### [What this task involves]
Locate every line in the listing below that contains the string "Total", treating uppercase and lowercase as distinct, and copy each of those lines in full.
[start]
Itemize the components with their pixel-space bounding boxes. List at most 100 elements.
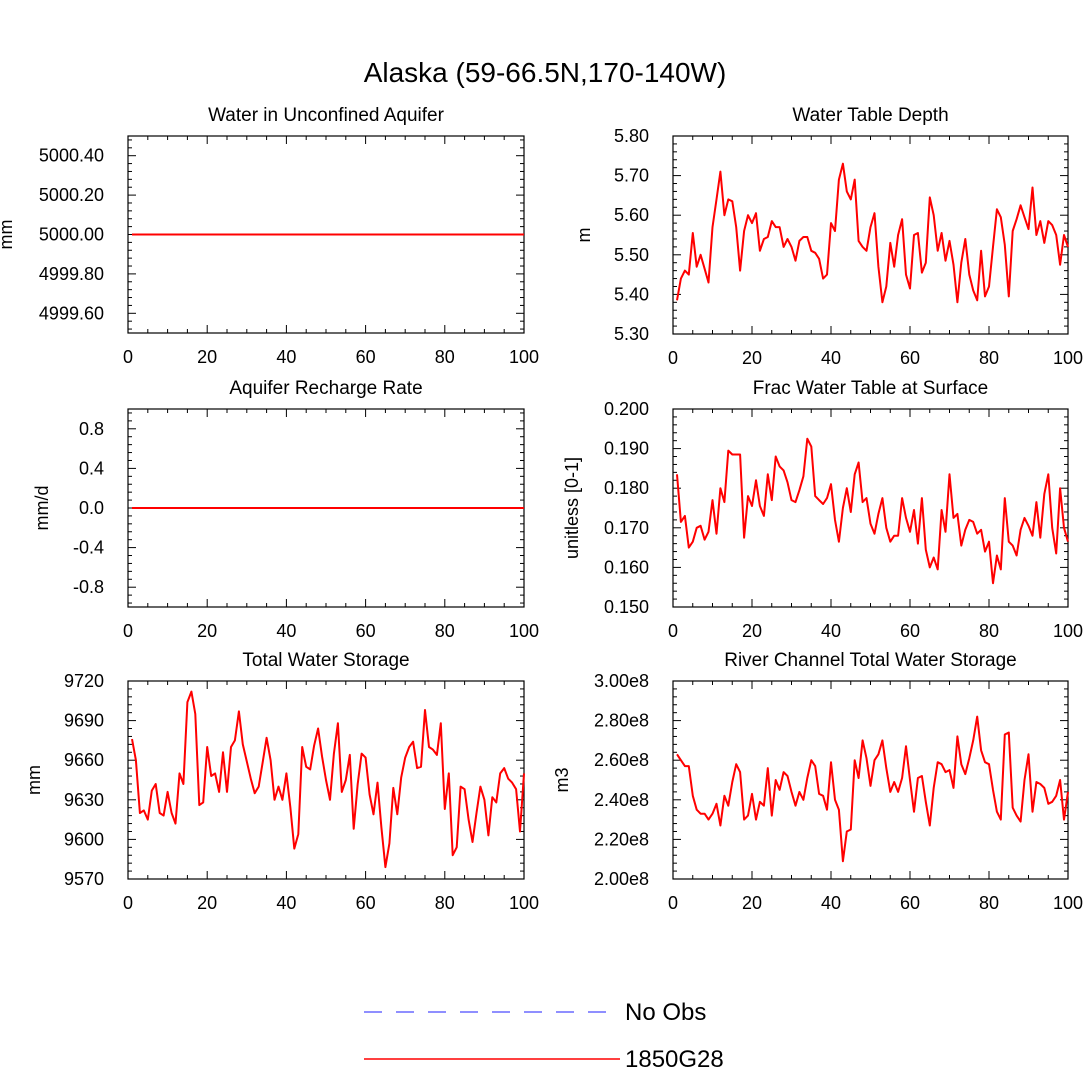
- panel-title: Total Water Storage: [242, 650, 409, 671]
- x-tick-label: 80: [435, 347, 455, 367]
- x-tick-label: 20: [197, 893, 217, 913]
- series-line-1850g28: [676, 162, 1069, 304]
- x-tick-label: 60: [356, 347, 376, 367]
- y-tick-label: 5.40: [614, 284, 649, 304]
- panel-5: Total Water Storage 0 20 40 60 80 100 9570 9600 9…: [24, 650, 539, 913]
- panel-title: Water Table Depth: [792, 105, 948, 126]
- x-tick-label: 40: [821, 621, 841, 641]
- y-tick-label: 2.00e8: [594, 869, 649, 889]
- y-tick-label: 4999.80: [39, 264, 104, 284]
- panels-group: Water in Unconfined Aquifer 0 20 40 60 80 100 4…: [0, 105, 1083, 913]
- x-tick-label: 60: [356, 893, 376, 913]
- x-tick-label: 0: [123, 347, 133, 367]
- x-tick-label: 20: [197, 347, 217, 367]
- x-tick-label: 0: [123, 621, 133, 641]
- x-tick-label: 0: [668, 348, 678, 368]
- y-tick-label: 9570: [64, 869, 104, 889]
- x-tick-label: 0: [668, 893, 678, 913]
- x-tick-label: 100: [509, 893, 539, 913]
- y-tick-label: 0.150: [604, 597, 649, 617]
- y-axis-label: mm: [24, 765, 44, 795]
- figure-title: Alaska (59-66.5N,170-140W): [364, 57, 727, 88]
- x-tick-label: 100: [1053, 348, 1083, 368]
- x-tick-label: 80: [979, 348, 999, 368]
- x-tick-label: 40: [276, 893, 296, 913]
- panel-title: Frac Water Table at Surface: [753, 378, 989, 399]
- y-tick-label: 0.4: [79, 458, 104, 478]
- x-tick-label: 40: [276, 621, 296, 641]
- y-tick-label: 5.60: [614, 205, 649, 225]
- y-tick-label: 0.160: [604, 557, 649, 577]
- x-tick-label: 20: [742, 621, 762, 641]
- y-axis-label: m3: [552, 767, 572, 792]
- y-tick-label: 9660: [64, 750, 104, 770]
- y-tick-label: 5.50: [614, 245, 649, 265]
- y-tick-label: 0.180: [604, 478, 649, 498]
- x-tick-label: 60: [900, 348, 920, 368]
- y-tick-label: 2.80e8: [594, 711, 649, 731]
- y-tick-label: 3.00e8: [594, 671, 649, 691]
- y-tick-label: 9630: [64, 790, 104, 810]
- x-tick-label: 80: [435, 621, 455, 641]
- y-tick-label: 9690: [64, 711, 104, 731]
- y-tick-label: -0.8: [73, 577, 104, 597]
- x-tick-label: 20: [742, 348, 762, 368]
- legend: No Obs 1850G28: [364, 999, 724, 1073]
- x-tick-label: 40: [821, 893, 841, 913]
- panel-title: Water in Unconfined Aquifer: [208, 105, 445, 126]
- y-tick-label: 0.0: [79, 498, 104, 518]
- y-tick-label: 0.190: [604, 439, 649, 459]
- y-tick-label: 2.60e8: [594, 750, 649, 770]
- x-tick-label: 60: [900, 893, 920, 913]
- x-tick-label: 100: [509, 347, 539, 367]
- x-tick-label: 80: [435, 893, 455, 913]
- y-tick-label: 5000.00: [39, 225, 104, 245]
- x-tick-label: 40: [276, 347, 296, 367]
- x-tick-label: 80: [979, 893, 999, 913]
- y-tick-label: -0.4: [73, 538, 104, 558]
- plot-frame: [672, 135, 1069, 335]
- y-axis-label: mm: [0, 220, 16, 250]
- y-tick-label: 0.170: [604, 518, 649, 538]
- y-axis-label: mm/d: [32, 486, 52, 531]
- legend-1850g28-label: 1850G28: [625, 1046, 724, 1073]
- x-tick-label: 40: [821, 348, 841, 368]
- panel-6: River Channel Total Water Storage 0 20 40 60…: [552, 650, 1083, 913]
- panel-2: Water Table Depth 0 20 40 60 80 100 5.30 5.40 5.5…: [574, 105, 1083, 368]
- x-tick-label: 20: [197, 621, 217, 641]
- y-tick-label: 2.20e8: [594, 829, 649, 849]
- y-tick-label: 5000.40: [39, 146, 104, 166]
- plot-frame: [672, 408, 1069, 608]
- panel-4: Frac Water Table at Surface 0 20 40 60 80 100 0…: [562, 378, 1083, 641]
- panel-title: River Channel Total Water Storage: [724, 650, 1017, 671]
- x-tick-label: 0: [668, 621, 678, 641]
- x-tick-label: 60: [900, 621, 920, 641]
- y-tick-label: 0.200: [604, 399, 649, 419]
- y-axis-label: unitless [0-1]: [562, 457, 582, 559]
- legend-no-obs-label: No Obs: [625, 999, 706, 1026]
- x-tick-label: 100: [509, 621, 539, 641]
- y-tick-label: 5.70: [614, 166, 649, 186]
- series-line-1850g28: [676, 437, 1069, 585]
- y-tick-label: 5.30: [614, 324, 649, 344]
- panel-1: Water in Unconfined Aquifer 0 20 40 60 80 100 4…: [0, 105, 539, 367]
- x-tick-label: 20: [742, 893, 762, 913]
- x-tick-label: 100: [1053, 893, 1083, 913]
- series-line-1850g28: [676, 715, 1069, 863]
- y-tick-label: 5.80: [614, 126, 649, 146]
- y-tick-label: 2.40e8: [594, 790, 649, 810]
- panel-title: Aquifer Recharge Rate: [229, 378, 422, 399]
- y-axis-label: m: [574, 228, 594, 243]
- y-tick-label: 0.8: [79, 419, 104, 439]
- y-tick-label: 9720: [64, 671, 104, 691]
- x-tick-label: 60: [356, 621, 376, 641]
- y-tick-label: 4999.60: [39, 303, 104, 323]
- x-tick-label: 100: [1053, 621, 1083, 641]
- x-tick-label: 80: [979, 621, 999, 641]
- series-line-1850g28: [131, 690, 525, 869]
- y-tick-label: 5000.20: [39, 185, 104, 205]
- x-tick-label: 0: [123, 893, 133, 913]
- y-tick-label: 9600: [64, 829, 104, 849]
- panel-3: Aquifer Recharge Rate 0 20 40 60 80 100 -0.8 -0.…: [32, 378, 539, 641]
[end]
### [Written solution]
- panel-title: Total Water Storage: [242, 650, 409, 671]
- panel-5: Total Water Storage 0 20 40 60 80 100 9570 9600 9…: [24, 650, 539, 913]
- panel-6: River Channel Total Water Storage 0 20 40 60…: [552, 650, 1083, 913]
- panel-title: River Channel Total Water Storage: [724, 650, 1017, 671]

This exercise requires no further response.